Retype the data below without altering anything.

##### Record excerpts #####

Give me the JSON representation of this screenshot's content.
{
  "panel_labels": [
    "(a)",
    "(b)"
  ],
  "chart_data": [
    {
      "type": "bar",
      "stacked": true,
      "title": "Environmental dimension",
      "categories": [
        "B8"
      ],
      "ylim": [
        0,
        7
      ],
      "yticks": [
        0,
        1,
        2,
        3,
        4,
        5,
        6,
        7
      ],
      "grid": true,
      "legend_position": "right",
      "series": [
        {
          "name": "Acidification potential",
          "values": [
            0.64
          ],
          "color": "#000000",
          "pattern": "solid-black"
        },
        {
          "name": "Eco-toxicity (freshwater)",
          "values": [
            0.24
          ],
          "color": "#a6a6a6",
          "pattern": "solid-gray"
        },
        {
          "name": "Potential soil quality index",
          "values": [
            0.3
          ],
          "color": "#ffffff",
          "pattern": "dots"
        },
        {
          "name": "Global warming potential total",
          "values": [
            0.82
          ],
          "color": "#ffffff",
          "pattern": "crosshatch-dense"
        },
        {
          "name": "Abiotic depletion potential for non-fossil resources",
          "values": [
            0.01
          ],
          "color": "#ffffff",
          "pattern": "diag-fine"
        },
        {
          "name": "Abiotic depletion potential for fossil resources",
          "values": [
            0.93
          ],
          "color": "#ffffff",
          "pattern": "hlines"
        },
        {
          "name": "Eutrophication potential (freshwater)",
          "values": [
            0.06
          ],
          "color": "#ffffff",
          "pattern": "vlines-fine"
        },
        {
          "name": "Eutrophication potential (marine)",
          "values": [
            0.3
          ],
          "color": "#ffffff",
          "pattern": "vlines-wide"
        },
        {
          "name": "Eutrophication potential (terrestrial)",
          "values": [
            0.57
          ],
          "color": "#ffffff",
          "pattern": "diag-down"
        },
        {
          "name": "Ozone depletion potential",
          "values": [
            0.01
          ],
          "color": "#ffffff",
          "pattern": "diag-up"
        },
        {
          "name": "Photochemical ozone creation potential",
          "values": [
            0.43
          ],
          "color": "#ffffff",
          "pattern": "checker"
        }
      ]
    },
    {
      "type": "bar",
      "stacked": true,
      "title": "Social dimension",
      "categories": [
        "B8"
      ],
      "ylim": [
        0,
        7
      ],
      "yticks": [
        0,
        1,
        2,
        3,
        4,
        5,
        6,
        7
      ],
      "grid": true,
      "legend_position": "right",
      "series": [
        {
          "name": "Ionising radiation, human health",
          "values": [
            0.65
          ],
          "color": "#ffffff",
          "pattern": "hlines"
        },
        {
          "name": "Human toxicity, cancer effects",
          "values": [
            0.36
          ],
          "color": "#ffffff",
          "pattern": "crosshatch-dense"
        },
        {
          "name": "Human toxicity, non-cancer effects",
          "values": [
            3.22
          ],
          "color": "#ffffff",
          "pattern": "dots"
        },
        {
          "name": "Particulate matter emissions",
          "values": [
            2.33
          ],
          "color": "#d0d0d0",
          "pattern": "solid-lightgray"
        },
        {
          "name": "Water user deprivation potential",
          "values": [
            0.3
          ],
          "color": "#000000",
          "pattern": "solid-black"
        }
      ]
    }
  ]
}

#####

* [Worked answer]
Give me the JSON representation of this screenshot's content.
{
  "panel_labels": [
    "(a)",
    "(b)"
  ],
  "chart_data": [
    {
      "type": "bar",
      "stacked": true,
      "title": "Environmental dimension",
      "categories": [
        "B8"
      ],
      "ylim": [
        0,
        7
      ],
      "yticks": [
        0,
        1,
        2,
        3,
        4,
        5,
        6,
        7
      ],
      "grid": true,
      "legend_position": "right",
      "series": [
        {
          "name": "Acidification potential",
          "values": [
            0.64
          ],
          "color": "#000000",
          "pattern": "solid-black"
        },
        {
          "name": "Eco-toxicity (freshwater)",
          "values": [
            0.24
          ],
          "color": "#a6a6a6",
          "pattern": "solid-gray"
        },
        {
          "name": "Potential soil quality index",
          "values": [
            0.3
          ],
          "color": "#ffffff",
          "pattern": "dots"
        },
        {
          "name": "Global warming potential total",
          "values": [
            0.82
          ],
          "color": "#ffffff",
          "pattern": "crosshatch-dense"
        },
        {
          "name": "Abiotic depletion potential for non-fossil resources",
          "values": [
            0.01
          ],
          "color": "#ffffff",
          "pattern": "diag-fine"
        },
        {
          "name": "Abiotic depletion potential for fossil resources",
          "values": [
            0.93
          ],
          "color": "#ffffff",
          "pattern": "hlines"
        },
        {
          "name": "Eutrophication potential (freshwater)",
          "values": [
            0.06
          ],
          "color": "#ffffff",
          "pattern": "vlines-fine"
        },
        {
          "name": "Eutrophication potential (marine)",
          "values": [
            0.3
          ],
          "color": "#ffffff",
          "pattern": "vlines-wide"
        },
        {
          "name": "Eutrophication potential (terrestrial)",
          "values": [
            0.57
          ],
          "color": "#ffffff",
          "pattern": "diag-down"
        },
        {
          "name": "Ozone depletion potential",
          "values": [
            0.01
          ],
          "color": "#ffffff",
          "pattern": "diag-up"
        },
        {
          "name": "Photochemical ozone creation potential",
          "values": [
            0.43
          ],
          "color": "#ffffff",
          "pattern": "checker"
        }
      ]
    },
    {
      "type": "bar",
      "stacked": true,
      "title": "Social dimension",
      "categories": [
        "B8"
      ],
      "ylim": [
        0,
        7
      ],
      "yticks": [
        0,
        1,
        2,
        3,
        4,
        5,
        6,
        7
      ],
      "grid": true,
      "legend_position": "right",
      "series": [
        {
          "name": "Ionising radiation, human health",
          "values": [
            0.65
          ],
          "color": "#ffffff",
          "pattern": "hlines"
        },
        {
          "name": "Human toxicity, cancer effects",
          "values": [
            0.36
          ],
          "color": "#ffffff",
          "pattern": "crosshatch-dense"
        },
        {
          "name": "Human toxicity, non-cancer effects",
          "values": [
            3.22
          ],
          "color": "#ffffff",
          "pattern": "dots"
        },
        {
          "name": "Particulate matter emissions",
          "values": [
            2.33
          ],
          "color": "#d0d0d0",
          "pattern": "solid-lightgray"
        },
        {
          "name": "Water user deprivation potential",
          "values": [
            0.3
          ],
          "color": "#000000",
          "pattern": "solid-black"
        }
      ]
    }
  ]
}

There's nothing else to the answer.